[INSTRUCTION]
Go through the data below line by line and count those containing the word "الناس". Reply with the count only.

Stored items

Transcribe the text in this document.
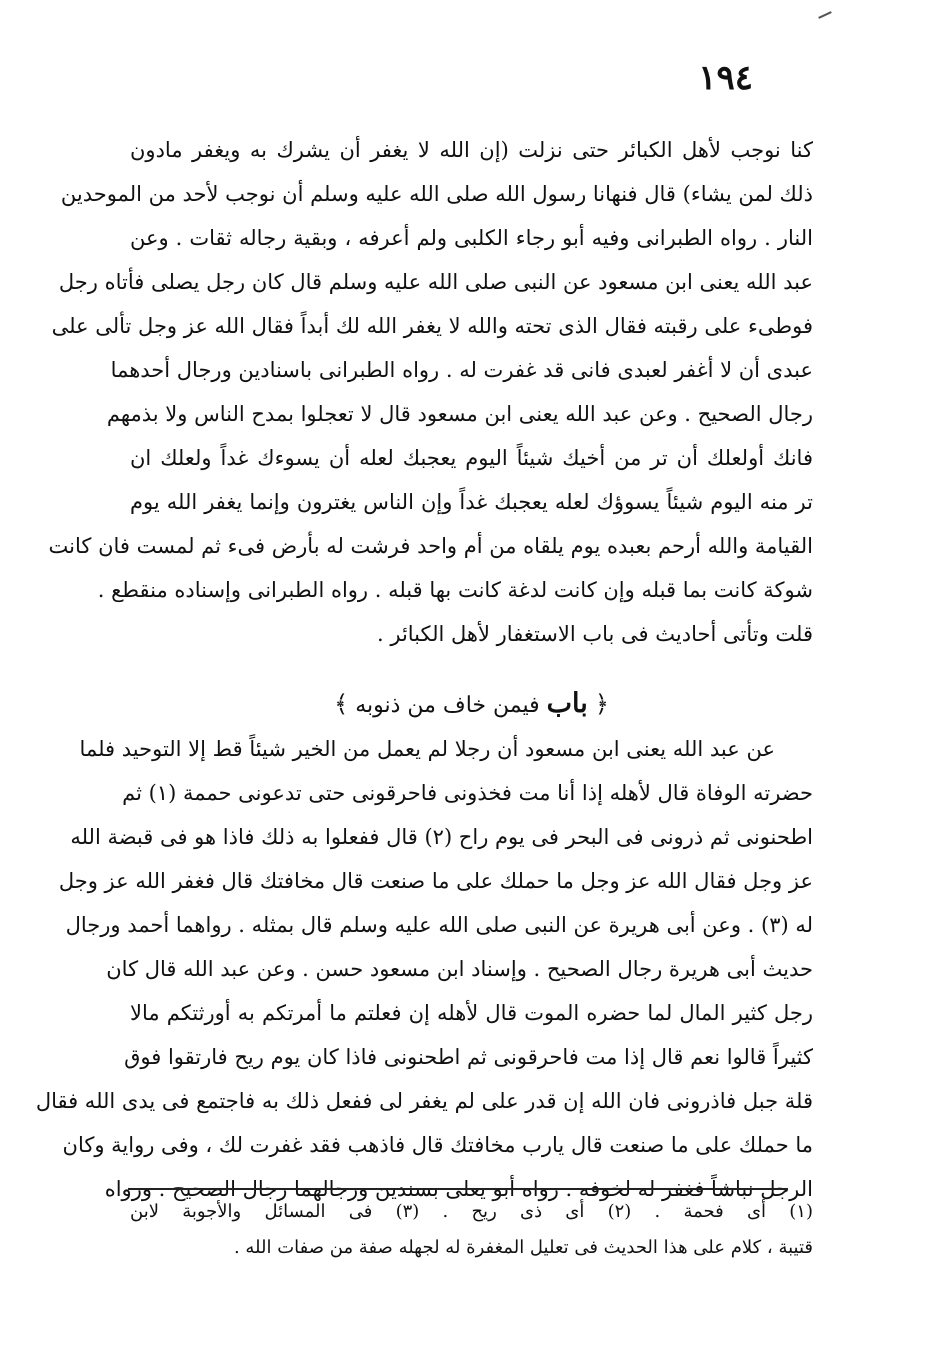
١٩٤
كنا نوجب لأهل الكبائر حتى نزلت (إن الله لا يغفر أن يشرك به ويغفر مادون
ذلك لمن يشاء) قال فنهانا رسول الله صلى الله عليه وسلم أن نوجب لأحد من الموحدين
النار . رواه الطبرانى وفيه أبو رجاء الكلبى ولم أعرفه ، وبقية رجاله ثقات . وعن
عبد الله يعنى ابن مسعود عن النبى صلى الله عليه وسلم قال كان رجل يصلى فأتاه رجل
فوطىء على رقبته فقال الذى تحته والله لا يغفر الله لك أبداً فقال الله عز وجل تألى على
عبدى أن لا أغفر لعبدى فانى قد غفرت له . رواه الطبرانى باسنادين ورجال أحدهما
رجال الصحيح . وعن عبد الله يعنى ابن مسعود قال لا تعجلوا بمدح الناس ولا بذمهم
فانك أولعلك أن تر من أخيك شيئاً اليوم يعجبك لعله أن يسوءك غداً ولعلك ان
تر منه اليوم شيئاً يسوؤك لعله يعجبك غداً وإن الناس يغترون وإنما يغفر الله يوم
القيامة والله أرحم بعبده يوم يلقاه من أم واحد فرشت له بأرض فىء ثم لمست فان كانت
شوكة كانت بما قبله وإن كانت لدغة كانت بها قبله . رواه الطبرانى وإسناده منقطع .
قلت وتأتى أحاديث فى باب الاستغفار لأهل الكبائر .
﴿ باب فيمن خاف من ذنوبه ﴾
عن عبد الله يعنى ابن مسعود أن رجلا لم يعمل من الخير شيئاً قط إلا التوحيد فلما
حضرته الوفاة قال لأهله إذا أنا مت فخذونى فاحرقونى حتى تدعونى حممة (١) ثم
اطحنونى ثم ذرونى فى البحر فى يوم راح (٢) قال ففعلوا به ذلك فاذا هو فى قبضة الله
عز وجل فقال الله عز وجل ما حملك على ما صنعت قال مخافتك قال فغفر الله عز وجل
له (٣) . وعن أبى هريرة عن النبى صلى الله عليه وسلم قال بمثله . رواهما أحمد ورجال
حديث أبى هريرة رجال الصحيح . وإسناد ابن مسعود حسن . وعن عبد الله قال كان
رجل كثير المال لما حضره الموت قال لأهله إن فعلتم ما أمرتكم به أورثتكم مالا
كثيراً قالوا نعم قال إذا مت فاحرقونى ثم اطحنونى فاذا كان يوم ريح فارتقوا فوق
قلة جبل فاذرونى فان الله إن قدر على لم يغفر لى ففعل ذلك به فاجتمع فى يدى الله فقال
ما حملك على ما صنعت قال يارب مخافتك قال فاذهب فقد غفرت لك ، وفى رواية وكان
الرجل نباشاً فغفر له لخوفه . رواه أبو يعلى بسندين ورجالهما رجال الصحيح . ورواه
(١) أى فحمة . (٢) أى ذى ريح . (٣) فى المسائل والأجوبة لابن
قتيبة ، كلام على هذا الحديث فى تعليل المغفرة له لجهله صفة من صفات الله .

[SOLUTION FOR THIS TASK]
2